**PROMPT**. Pull out every line in the records below that contains the string "media". Uppercase and lowercase letters count as different.
** START OF DATA LINES **
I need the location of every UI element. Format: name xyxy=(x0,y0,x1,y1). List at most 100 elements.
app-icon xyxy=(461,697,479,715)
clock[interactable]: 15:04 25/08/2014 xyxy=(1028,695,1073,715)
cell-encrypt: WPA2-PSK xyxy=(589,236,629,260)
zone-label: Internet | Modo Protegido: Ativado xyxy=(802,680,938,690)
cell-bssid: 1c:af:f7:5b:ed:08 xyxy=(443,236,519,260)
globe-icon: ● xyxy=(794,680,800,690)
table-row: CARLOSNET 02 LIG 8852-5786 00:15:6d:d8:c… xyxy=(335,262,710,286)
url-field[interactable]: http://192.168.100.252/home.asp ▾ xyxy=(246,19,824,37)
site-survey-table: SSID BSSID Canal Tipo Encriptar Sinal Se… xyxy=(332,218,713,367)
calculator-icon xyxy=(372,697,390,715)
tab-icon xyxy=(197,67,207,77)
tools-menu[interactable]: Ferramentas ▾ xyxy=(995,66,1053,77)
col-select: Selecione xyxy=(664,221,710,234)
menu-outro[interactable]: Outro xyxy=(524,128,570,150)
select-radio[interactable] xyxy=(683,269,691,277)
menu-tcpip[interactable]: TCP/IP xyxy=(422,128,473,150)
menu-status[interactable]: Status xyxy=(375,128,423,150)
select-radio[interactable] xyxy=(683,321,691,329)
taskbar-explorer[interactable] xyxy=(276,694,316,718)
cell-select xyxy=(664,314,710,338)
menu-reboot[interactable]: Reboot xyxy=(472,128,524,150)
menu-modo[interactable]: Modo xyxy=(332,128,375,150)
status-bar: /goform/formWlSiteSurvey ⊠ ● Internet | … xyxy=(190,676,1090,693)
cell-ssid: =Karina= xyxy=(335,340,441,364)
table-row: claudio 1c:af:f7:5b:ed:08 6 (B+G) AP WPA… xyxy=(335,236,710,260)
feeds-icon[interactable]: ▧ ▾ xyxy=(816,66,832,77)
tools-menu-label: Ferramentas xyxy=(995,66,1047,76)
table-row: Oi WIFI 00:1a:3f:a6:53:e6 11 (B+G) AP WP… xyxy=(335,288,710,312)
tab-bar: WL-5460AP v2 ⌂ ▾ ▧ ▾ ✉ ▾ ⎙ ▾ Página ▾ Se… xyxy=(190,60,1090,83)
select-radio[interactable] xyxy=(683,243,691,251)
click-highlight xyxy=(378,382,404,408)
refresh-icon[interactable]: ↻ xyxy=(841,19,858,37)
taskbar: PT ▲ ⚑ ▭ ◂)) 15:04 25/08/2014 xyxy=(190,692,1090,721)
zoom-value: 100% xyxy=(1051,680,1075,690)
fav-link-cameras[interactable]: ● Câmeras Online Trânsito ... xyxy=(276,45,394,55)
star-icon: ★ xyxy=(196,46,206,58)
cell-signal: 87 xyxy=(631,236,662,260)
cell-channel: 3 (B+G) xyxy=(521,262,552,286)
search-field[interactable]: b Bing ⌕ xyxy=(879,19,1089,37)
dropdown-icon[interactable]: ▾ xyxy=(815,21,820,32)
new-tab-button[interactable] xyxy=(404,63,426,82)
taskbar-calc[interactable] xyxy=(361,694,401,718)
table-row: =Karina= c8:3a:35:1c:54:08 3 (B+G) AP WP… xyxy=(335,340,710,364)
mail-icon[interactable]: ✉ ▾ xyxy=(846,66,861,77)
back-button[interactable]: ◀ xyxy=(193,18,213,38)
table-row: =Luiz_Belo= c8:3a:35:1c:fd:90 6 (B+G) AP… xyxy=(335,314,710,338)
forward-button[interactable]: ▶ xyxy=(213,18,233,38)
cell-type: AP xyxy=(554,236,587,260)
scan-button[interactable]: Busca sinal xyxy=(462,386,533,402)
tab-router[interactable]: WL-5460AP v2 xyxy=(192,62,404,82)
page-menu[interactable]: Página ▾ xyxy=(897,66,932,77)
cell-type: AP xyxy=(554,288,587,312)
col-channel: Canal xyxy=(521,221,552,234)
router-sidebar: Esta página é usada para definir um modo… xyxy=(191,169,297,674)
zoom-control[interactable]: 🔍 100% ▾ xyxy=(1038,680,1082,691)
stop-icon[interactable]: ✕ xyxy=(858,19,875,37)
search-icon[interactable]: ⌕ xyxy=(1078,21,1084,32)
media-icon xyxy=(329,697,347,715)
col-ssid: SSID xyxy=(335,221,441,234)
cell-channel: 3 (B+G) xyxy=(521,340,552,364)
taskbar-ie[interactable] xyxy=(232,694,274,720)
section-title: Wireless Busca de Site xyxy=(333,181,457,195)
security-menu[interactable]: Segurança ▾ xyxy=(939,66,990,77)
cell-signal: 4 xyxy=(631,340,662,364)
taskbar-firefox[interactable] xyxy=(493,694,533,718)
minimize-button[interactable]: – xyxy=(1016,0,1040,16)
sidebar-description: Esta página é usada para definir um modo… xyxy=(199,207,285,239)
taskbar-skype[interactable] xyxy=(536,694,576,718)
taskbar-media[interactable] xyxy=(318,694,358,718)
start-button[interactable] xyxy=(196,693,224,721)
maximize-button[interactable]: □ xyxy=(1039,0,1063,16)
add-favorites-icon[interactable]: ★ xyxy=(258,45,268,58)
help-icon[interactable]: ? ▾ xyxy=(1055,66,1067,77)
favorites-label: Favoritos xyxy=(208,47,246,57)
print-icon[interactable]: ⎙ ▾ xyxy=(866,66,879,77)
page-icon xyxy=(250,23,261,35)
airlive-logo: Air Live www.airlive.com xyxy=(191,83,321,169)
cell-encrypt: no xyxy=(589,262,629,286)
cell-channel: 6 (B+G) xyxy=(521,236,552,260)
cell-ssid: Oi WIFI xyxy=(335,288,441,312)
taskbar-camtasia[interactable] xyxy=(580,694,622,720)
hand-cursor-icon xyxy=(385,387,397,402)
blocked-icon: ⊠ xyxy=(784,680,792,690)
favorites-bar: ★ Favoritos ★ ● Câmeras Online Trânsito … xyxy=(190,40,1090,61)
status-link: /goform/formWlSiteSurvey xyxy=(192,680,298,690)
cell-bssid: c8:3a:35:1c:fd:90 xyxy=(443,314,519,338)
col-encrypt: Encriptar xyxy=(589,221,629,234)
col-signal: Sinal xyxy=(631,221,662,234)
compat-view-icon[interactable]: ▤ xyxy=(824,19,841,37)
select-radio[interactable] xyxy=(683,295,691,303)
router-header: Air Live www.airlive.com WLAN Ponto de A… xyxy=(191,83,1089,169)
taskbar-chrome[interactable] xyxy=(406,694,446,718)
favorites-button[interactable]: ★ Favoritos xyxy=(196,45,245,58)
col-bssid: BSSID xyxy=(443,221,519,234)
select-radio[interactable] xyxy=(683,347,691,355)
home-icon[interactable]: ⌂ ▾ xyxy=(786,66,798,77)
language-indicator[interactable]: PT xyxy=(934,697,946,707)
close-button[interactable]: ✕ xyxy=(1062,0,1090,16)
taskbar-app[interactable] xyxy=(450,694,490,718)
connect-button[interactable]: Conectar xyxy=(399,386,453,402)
** END OF DATA LINES **
**THE OUTPUT**.
media-icon xyxy=(329,697,347,715)
taskbar-media[interactable] xyxy=(318,694,358,718)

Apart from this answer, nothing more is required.